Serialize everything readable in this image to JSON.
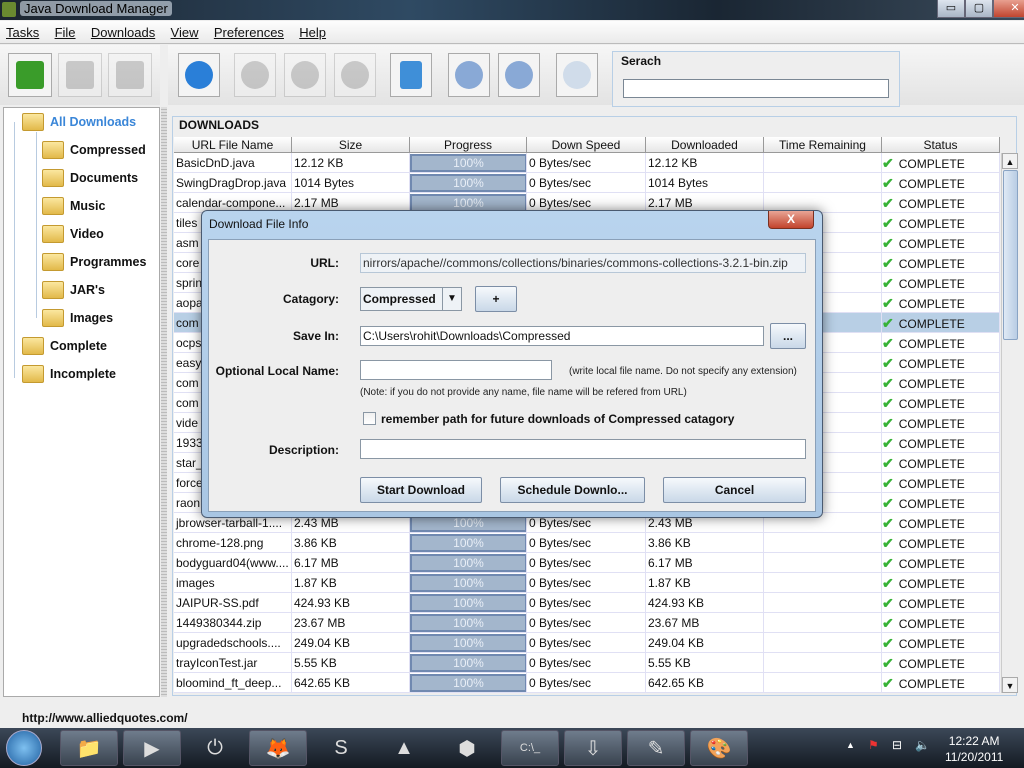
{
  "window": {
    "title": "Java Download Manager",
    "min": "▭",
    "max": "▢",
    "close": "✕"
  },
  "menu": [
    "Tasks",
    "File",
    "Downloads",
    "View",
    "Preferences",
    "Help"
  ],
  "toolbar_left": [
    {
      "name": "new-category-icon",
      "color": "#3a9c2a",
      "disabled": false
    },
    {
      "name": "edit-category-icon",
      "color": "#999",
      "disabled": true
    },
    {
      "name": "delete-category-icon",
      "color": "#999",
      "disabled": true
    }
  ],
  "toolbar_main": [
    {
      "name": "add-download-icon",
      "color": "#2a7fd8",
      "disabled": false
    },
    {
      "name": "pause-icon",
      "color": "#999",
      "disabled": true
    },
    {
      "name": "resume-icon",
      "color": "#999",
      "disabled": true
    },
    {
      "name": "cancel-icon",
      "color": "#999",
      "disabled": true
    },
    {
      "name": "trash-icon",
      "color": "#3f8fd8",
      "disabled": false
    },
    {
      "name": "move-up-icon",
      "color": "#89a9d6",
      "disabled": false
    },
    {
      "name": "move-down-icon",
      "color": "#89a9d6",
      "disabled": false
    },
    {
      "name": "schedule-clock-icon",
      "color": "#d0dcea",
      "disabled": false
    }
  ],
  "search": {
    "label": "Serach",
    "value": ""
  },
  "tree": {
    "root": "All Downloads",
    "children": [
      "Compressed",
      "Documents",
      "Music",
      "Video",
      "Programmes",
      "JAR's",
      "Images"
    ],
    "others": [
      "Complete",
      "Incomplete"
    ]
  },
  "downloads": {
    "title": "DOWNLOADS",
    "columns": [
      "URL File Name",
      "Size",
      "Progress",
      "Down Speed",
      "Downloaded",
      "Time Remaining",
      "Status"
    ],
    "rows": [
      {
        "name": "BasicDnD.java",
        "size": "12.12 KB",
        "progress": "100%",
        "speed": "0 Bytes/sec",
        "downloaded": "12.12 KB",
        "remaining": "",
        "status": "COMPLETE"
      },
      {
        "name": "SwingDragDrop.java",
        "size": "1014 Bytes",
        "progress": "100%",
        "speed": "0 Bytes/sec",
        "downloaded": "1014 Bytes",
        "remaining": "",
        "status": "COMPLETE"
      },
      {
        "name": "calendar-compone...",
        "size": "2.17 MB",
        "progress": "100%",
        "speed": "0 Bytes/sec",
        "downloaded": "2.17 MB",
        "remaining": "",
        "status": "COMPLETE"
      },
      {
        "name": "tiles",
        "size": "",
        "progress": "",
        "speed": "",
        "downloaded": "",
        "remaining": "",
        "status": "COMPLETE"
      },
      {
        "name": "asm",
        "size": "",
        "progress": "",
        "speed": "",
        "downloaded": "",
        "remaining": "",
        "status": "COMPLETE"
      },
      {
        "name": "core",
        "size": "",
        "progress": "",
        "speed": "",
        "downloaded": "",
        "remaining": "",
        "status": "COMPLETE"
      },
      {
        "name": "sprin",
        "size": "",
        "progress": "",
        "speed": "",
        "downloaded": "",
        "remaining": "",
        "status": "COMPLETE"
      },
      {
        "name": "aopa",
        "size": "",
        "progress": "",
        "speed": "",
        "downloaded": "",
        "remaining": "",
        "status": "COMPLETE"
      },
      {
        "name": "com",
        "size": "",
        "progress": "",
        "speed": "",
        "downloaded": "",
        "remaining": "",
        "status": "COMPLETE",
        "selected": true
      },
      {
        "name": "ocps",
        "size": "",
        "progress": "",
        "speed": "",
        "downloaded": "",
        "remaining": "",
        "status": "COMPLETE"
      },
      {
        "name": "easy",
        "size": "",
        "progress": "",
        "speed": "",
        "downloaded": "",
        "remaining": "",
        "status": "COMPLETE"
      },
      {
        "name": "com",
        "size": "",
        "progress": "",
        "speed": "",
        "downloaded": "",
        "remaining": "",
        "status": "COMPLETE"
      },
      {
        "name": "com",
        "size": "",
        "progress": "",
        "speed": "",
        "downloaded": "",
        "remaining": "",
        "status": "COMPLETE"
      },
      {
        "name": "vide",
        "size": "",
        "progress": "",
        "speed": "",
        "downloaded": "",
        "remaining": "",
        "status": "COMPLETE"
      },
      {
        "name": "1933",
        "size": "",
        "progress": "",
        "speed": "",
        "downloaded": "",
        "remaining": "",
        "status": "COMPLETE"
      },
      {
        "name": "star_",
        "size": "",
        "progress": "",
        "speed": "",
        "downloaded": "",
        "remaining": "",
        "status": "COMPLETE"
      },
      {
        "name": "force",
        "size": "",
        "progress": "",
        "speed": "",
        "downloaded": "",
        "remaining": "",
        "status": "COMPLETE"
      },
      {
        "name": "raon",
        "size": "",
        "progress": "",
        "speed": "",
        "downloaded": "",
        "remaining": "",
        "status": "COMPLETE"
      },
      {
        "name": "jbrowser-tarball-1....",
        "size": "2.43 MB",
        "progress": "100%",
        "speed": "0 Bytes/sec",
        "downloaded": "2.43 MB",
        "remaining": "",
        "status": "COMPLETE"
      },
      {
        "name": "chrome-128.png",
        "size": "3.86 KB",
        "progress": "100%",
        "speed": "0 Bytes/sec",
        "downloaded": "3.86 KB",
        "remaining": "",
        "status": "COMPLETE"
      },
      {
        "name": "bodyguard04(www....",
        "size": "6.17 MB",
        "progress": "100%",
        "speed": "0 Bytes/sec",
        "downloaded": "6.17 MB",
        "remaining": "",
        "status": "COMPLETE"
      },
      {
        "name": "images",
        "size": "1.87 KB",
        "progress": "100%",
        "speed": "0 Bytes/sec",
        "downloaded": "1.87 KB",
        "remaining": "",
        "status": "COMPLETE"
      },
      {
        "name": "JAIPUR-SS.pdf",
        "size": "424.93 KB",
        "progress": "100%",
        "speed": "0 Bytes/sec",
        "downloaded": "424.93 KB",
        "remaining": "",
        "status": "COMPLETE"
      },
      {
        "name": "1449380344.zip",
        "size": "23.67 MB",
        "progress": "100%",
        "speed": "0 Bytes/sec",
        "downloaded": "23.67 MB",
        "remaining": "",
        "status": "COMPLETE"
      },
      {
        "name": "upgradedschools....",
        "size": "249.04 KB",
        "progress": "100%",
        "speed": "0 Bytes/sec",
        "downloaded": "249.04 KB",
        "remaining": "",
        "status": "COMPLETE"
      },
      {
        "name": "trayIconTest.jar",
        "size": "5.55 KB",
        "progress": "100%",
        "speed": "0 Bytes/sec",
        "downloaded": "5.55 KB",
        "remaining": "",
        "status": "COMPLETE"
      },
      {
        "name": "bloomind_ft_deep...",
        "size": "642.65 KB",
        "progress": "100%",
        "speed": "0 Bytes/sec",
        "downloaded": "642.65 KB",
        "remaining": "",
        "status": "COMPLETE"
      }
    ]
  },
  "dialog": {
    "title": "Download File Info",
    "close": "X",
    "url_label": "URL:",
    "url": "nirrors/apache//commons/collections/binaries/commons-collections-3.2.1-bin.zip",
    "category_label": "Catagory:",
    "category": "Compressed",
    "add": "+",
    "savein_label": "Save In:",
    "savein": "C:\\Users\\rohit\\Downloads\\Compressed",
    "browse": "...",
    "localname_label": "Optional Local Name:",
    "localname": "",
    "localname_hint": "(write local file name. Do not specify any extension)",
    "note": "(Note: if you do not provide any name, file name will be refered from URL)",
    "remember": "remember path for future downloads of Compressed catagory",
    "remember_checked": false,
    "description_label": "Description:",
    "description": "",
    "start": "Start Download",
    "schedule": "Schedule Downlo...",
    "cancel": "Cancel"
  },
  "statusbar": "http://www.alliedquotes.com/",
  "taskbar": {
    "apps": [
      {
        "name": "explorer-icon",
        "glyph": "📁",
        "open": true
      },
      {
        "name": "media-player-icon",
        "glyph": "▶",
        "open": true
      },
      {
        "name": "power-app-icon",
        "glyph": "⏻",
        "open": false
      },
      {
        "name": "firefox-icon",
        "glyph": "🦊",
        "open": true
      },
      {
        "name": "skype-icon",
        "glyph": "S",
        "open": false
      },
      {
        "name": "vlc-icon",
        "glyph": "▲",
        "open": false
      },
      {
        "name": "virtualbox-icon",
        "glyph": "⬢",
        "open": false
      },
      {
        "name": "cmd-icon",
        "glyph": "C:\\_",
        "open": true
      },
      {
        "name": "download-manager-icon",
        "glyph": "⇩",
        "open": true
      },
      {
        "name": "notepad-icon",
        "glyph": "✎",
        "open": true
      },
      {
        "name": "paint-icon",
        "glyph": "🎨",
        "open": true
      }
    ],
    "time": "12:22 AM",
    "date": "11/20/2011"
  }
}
::::
**What the task requires:**
Lines from the records above that hold "title" are the ones to list.

**Output of the exercise:**
    "title": "Java Download Manager",
    "title": "DOWNLOADS",
    "title": "Download File Info",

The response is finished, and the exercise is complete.